**Stated goal**
Go over the entries below line by line, copying each one that contains the word "JSON".

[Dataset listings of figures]
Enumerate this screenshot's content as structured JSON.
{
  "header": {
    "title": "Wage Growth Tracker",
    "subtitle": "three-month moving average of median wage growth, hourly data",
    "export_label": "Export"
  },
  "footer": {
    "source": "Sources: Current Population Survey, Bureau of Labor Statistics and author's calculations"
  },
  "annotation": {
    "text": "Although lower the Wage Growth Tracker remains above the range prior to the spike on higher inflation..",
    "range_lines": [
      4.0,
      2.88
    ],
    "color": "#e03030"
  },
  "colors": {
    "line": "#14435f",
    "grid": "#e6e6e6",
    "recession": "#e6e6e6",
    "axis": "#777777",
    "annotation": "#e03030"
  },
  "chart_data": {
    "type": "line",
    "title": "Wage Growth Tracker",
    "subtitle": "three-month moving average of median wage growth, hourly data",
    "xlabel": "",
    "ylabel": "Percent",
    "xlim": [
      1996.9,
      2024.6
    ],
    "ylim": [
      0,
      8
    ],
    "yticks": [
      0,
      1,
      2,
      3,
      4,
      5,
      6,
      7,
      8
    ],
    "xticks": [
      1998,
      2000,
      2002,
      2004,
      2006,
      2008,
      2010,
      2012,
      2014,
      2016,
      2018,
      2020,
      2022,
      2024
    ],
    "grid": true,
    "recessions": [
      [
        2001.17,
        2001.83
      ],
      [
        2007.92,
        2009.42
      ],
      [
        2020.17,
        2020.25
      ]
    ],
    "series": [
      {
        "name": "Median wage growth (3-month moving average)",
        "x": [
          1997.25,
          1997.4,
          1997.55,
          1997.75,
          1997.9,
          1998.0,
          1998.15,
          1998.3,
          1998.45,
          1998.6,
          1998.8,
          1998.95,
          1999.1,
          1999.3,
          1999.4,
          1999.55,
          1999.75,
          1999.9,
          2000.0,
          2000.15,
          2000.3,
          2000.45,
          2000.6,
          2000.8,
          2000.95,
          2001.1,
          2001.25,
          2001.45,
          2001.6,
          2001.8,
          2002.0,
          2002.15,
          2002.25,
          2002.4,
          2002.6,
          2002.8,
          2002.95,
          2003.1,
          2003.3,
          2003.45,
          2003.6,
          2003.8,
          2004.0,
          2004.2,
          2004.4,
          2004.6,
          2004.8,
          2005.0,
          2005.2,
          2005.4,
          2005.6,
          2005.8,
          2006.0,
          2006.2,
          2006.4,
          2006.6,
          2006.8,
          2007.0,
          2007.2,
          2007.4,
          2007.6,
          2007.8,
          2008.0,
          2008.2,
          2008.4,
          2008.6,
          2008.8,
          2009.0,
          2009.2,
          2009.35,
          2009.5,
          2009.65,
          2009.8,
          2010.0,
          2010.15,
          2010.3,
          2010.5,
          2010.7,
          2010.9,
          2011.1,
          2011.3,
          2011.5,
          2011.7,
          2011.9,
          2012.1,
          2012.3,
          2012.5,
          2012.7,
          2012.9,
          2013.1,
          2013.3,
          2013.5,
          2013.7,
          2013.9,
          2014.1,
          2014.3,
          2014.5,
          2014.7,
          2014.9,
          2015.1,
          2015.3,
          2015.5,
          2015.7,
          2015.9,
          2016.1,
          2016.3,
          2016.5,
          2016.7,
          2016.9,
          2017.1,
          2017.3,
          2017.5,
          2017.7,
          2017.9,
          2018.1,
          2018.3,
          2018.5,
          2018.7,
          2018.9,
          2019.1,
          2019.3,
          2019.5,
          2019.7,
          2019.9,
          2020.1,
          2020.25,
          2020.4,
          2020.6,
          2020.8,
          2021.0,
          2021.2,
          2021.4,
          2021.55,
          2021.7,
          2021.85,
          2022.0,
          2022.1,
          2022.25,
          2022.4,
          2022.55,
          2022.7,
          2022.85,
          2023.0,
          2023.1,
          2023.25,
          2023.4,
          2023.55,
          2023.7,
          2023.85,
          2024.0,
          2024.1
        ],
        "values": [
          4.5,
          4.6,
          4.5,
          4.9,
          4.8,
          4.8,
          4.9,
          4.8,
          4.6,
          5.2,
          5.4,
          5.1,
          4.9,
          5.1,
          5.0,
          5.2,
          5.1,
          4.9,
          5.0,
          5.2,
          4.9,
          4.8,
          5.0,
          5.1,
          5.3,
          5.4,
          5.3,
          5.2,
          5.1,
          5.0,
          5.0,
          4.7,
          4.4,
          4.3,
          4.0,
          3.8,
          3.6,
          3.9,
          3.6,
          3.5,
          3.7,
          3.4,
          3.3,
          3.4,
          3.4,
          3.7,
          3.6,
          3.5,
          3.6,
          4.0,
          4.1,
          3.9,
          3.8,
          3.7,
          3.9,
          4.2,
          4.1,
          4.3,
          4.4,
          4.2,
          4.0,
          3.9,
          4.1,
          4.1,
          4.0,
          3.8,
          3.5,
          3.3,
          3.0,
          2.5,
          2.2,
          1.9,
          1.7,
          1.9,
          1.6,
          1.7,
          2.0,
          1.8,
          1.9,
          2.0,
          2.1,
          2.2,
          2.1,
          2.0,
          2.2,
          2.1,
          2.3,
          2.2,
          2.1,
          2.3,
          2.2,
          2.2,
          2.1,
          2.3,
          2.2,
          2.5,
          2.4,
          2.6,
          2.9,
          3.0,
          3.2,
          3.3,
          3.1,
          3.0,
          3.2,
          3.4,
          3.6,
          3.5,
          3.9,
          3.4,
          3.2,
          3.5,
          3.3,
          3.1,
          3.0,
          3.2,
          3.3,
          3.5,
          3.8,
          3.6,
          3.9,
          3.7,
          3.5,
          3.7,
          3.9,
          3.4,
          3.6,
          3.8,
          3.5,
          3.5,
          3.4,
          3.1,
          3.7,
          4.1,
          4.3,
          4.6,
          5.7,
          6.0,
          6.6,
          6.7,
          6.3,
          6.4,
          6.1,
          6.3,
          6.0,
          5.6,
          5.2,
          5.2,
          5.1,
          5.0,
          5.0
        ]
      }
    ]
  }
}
--
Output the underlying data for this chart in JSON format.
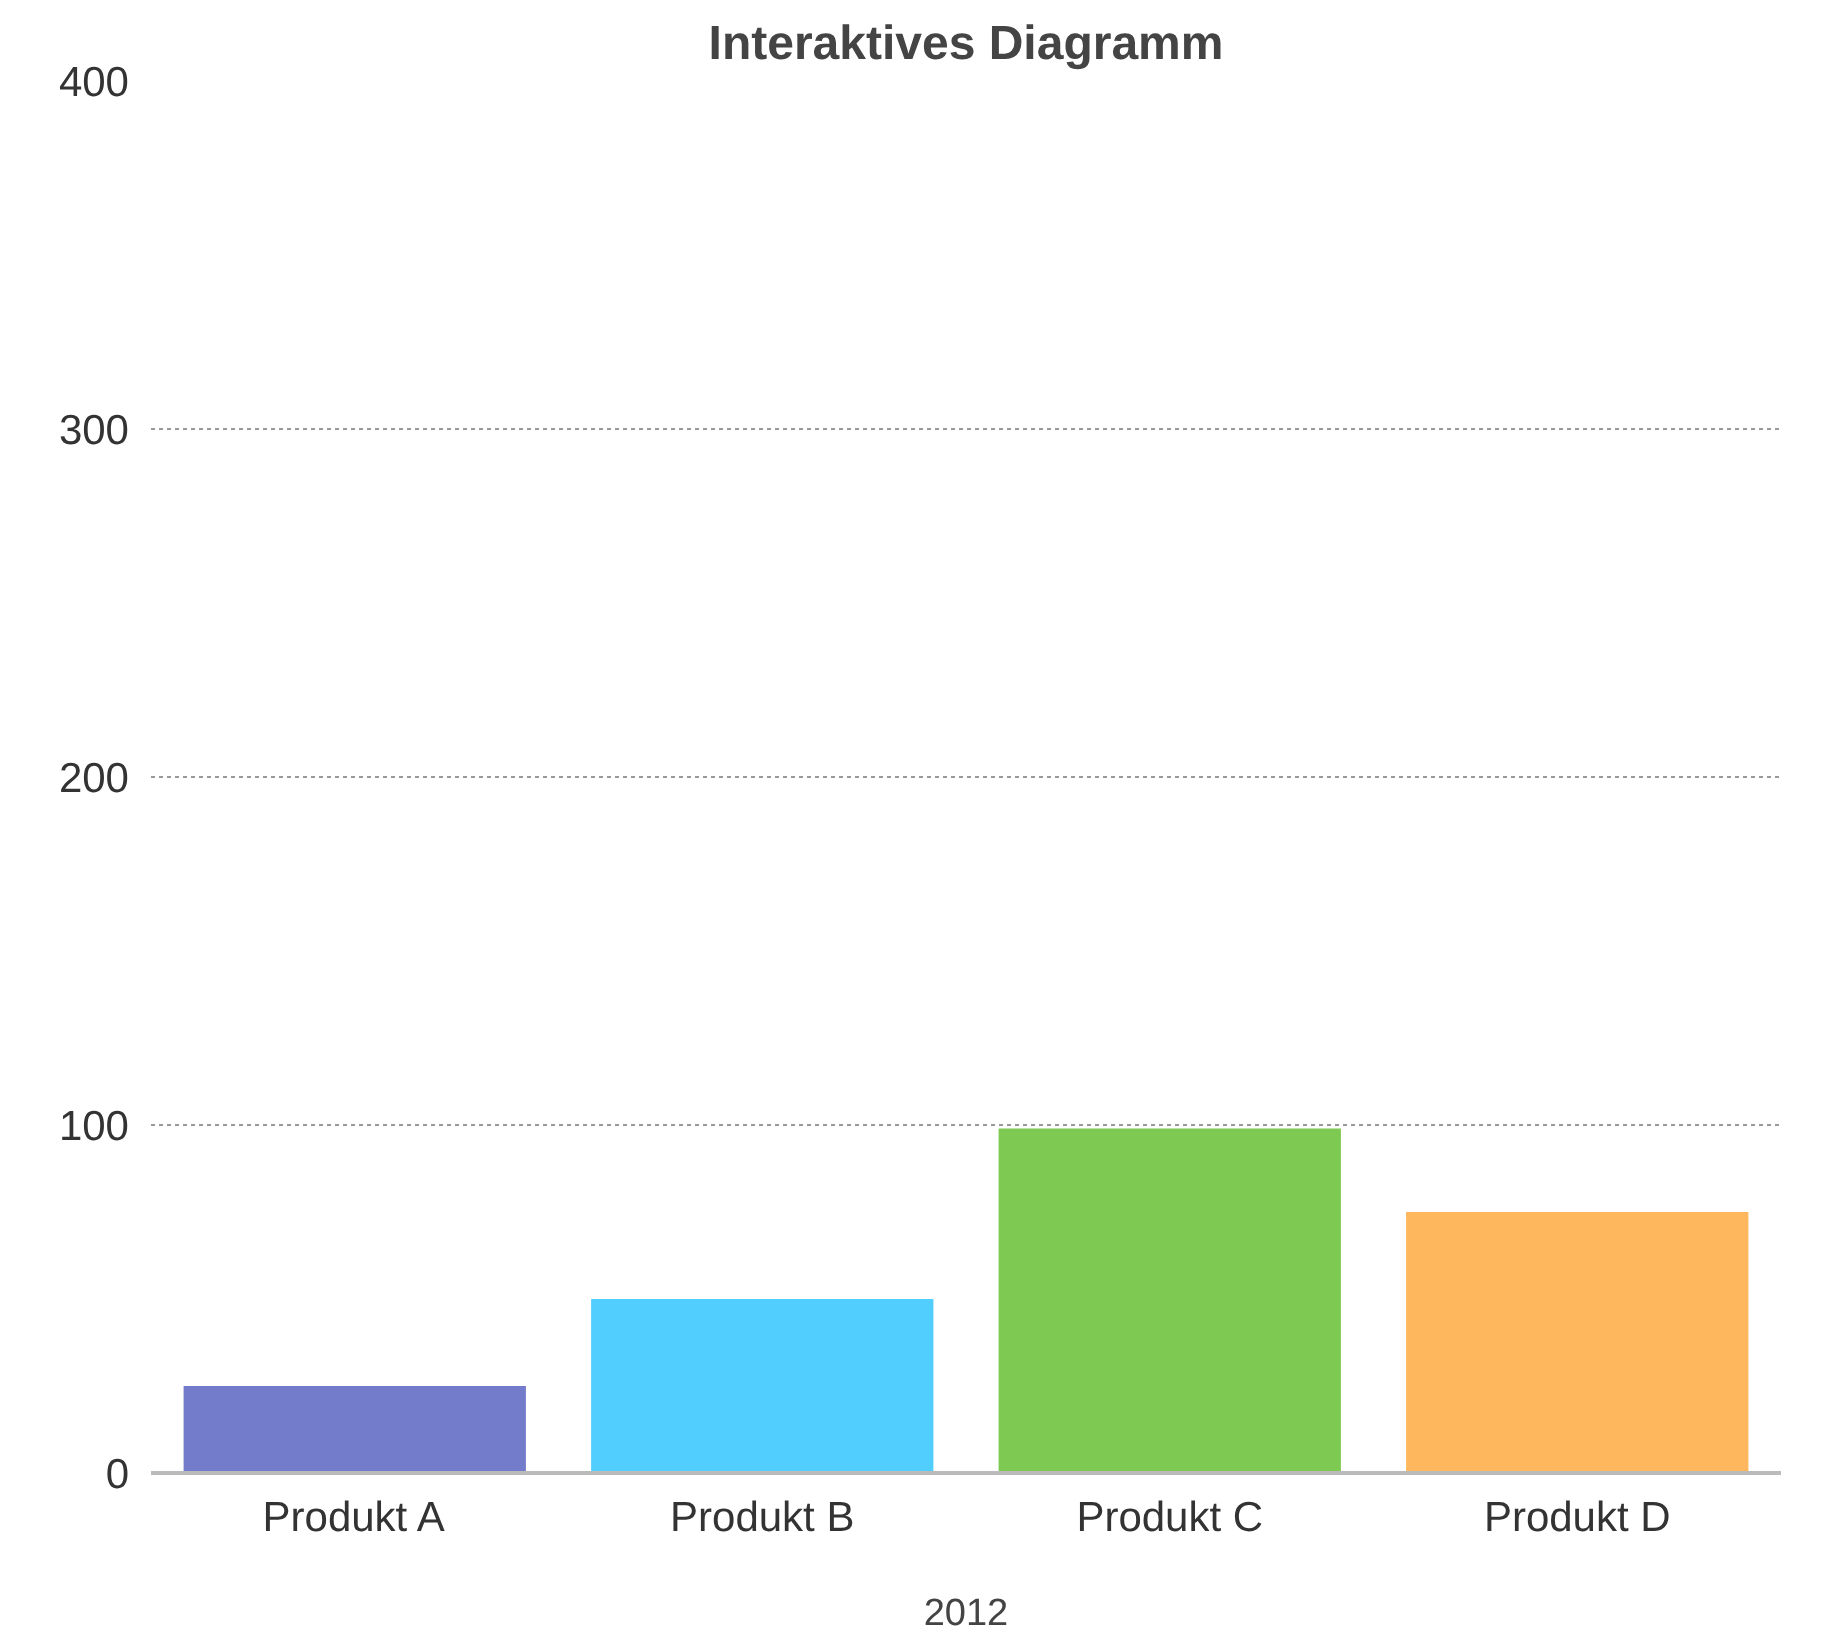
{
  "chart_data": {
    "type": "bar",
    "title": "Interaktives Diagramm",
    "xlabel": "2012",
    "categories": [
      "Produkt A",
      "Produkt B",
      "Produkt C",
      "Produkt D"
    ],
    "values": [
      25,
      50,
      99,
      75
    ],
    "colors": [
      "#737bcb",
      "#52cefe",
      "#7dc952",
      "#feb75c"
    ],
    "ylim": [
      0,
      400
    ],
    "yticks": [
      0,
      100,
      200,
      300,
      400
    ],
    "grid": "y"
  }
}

**Solution to this task**
Enumerate this screenshot's content as structured JSON.
Output the underlying data for this chart in JSON format.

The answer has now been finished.